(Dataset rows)

▬▬▬

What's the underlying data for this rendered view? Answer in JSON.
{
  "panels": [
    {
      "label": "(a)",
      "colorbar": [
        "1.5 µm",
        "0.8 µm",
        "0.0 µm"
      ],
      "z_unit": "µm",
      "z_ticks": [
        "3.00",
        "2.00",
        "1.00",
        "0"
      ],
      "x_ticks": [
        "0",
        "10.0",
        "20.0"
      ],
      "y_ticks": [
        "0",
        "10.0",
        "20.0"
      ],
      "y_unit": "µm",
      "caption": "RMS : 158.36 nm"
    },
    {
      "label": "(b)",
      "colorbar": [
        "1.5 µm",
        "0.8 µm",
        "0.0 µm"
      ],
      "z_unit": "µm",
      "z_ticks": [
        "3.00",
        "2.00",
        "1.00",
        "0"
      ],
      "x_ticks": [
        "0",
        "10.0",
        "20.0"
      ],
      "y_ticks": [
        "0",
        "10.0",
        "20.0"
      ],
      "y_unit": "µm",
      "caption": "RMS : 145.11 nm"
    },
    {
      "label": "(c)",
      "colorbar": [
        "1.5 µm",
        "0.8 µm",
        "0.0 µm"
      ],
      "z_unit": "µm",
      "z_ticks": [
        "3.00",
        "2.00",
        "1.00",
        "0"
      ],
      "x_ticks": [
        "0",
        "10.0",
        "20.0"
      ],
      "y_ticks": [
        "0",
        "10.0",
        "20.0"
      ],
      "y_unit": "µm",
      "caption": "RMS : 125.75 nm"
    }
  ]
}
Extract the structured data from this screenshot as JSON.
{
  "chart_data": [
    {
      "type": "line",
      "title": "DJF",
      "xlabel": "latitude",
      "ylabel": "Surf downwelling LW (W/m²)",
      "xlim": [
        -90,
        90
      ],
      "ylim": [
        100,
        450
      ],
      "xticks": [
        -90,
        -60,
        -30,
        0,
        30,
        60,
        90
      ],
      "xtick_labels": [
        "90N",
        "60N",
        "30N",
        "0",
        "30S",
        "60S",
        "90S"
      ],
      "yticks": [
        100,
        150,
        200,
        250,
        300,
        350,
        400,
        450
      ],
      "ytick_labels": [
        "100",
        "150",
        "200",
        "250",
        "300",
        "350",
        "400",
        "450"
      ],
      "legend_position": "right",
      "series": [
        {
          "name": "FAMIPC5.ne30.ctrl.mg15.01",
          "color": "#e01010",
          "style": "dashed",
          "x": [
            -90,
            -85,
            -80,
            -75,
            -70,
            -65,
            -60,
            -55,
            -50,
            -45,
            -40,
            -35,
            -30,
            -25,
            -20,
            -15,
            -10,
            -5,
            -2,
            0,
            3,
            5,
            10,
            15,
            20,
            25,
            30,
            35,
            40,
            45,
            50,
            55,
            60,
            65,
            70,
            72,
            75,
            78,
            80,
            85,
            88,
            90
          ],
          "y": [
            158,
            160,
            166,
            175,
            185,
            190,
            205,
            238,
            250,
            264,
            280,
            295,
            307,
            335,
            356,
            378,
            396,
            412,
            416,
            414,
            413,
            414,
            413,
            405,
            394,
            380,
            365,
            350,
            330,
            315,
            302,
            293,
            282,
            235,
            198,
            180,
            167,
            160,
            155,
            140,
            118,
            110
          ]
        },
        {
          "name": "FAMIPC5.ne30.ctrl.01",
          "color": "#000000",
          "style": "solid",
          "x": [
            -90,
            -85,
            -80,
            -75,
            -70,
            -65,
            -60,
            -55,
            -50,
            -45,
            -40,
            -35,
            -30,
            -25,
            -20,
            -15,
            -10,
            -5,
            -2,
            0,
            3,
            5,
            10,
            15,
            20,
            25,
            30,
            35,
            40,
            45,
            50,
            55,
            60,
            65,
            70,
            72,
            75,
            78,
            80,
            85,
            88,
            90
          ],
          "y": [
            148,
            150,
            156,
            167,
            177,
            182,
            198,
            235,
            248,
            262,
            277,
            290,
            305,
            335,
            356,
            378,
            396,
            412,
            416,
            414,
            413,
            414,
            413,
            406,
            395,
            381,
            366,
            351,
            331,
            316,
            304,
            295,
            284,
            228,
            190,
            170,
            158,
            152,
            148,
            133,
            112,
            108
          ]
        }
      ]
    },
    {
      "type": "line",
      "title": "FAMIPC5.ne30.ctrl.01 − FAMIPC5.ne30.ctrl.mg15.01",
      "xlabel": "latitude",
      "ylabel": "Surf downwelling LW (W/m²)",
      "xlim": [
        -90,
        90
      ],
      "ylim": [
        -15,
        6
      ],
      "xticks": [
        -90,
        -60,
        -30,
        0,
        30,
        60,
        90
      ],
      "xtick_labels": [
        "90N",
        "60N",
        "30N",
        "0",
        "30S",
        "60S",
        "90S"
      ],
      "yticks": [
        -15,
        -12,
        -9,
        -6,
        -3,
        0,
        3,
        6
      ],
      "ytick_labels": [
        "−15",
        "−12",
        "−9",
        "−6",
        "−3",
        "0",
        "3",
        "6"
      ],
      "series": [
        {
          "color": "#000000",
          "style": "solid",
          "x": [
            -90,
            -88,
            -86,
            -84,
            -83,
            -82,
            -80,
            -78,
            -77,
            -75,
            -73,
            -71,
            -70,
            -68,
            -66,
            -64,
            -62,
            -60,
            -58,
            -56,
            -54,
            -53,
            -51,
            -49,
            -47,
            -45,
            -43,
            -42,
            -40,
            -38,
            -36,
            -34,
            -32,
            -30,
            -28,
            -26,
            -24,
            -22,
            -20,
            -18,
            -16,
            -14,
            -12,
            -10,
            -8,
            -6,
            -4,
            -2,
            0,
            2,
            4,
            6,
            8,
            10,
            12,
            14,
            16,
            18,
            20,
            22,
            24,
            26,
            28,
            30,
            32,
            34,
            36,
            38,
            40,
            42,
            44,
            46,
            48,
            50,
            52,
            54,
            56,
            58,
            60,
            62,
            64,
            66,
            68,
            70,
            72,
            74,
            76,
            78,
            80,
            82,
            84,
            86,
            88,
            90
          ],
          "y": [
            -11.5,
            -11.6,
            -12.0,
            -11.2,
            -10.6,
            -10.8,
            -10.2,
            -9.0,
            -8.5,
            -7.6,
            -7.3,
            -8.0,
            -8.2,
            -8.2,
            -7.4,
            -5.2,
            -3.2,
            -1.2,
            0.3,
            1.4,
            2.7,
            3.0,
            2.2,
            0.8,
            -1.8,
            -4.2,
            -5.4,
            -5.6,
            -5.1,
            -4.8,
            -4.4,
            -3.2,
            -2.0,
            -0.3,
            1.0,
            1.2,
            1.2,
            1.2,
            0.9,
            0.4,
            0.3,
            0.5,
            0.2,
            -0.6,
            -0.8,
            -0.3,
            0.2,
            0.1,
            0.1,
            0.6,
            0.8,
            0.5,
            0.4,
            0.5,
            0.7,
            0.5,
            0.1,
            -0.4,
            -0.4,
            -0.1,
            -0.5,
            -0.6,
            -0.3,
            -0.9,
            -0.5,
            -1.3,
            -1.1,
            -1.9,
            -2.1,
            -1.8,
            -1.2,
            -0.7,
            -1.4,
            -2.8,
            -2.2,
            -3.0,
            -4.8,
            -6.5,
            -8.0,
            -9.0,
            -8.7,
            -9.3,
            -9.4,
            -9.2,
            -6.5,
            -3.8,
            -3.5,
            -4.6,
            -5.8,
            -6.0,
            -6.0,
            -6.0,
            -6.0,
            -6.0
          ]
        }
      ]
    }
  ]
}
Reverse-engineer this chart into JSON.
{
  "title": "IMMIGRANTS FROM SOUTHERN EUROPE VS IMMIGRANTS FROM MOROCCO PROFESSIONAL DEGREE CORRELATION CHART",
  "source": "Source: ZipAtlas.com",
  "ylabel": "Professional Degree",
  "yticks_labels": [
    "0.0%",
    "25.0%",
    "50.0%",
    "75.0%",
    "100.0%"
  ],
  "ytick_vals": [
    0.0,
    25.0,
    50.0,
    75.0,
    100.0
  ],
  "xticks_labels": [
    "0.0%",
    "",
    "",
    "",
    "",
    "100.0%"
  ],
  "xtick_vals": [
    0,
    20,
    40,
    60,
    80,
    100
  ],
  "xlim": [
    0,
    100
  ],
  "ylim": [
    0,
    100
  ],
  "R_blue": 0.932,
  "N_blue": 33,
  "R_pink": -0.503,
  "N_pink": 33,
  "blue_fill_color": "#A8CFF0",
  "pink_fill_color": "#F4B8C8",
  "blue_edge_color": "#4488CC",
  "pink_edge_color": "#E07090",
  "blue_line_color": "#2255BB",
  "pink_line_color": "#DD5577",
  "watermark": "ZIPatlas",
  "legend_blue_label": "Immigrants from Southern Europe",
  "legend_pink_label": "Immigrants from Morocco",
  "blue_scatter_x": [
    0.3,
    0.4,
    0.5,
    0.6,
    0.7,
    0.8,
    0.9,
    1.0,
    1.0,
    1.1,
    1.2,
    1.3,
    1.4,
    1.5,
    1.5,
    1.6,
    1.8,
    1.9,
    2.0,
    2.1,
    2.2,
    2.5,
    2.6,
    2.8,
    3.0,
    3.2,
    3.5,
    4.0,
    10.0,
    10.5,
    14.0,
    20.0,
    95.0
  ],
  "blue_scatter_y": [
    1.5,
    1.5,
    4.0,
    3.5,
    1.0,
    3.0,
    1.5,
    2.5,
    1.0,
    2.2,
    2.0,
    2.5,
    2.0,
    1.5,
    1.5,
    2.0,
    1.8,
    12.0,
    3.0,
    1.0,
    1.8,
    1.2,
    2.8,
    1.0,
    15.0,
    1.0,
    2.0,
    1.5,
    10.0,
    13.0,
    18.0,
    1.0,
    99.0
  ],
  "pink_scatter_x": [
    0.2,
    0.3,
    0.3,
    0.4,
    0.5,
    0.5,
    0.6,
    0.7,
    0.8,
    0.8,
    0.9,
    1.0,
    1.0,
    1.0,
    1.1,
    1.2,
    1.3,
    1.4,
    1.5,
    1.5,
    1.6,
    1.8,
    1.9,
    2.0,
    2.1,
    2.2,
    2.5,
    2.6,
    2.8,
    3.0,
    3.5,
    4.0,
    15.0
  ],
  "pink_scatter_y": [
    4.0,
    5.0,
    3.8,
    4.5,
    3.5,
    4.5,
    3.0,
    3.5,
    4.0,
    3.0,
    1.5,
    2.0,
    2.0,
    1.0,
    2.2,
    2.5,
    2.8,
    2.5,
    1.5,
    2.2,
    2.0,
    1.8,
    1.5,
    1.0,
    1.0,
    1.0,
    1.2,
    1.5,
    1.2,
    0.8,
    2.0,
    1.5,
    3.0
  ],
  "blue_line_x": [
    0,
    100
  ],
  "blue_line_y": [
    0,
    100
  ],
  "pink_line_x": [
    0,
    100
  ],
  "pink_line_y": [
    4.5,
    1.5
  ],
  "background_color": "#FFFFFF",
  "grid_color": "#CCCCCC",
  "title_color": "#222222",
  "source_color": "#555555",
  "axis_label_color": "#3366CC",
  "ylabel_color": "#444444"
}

▬▬▬

= Short task =
Tell how many lines include "name". The number is the whole answer.

= The reply =
2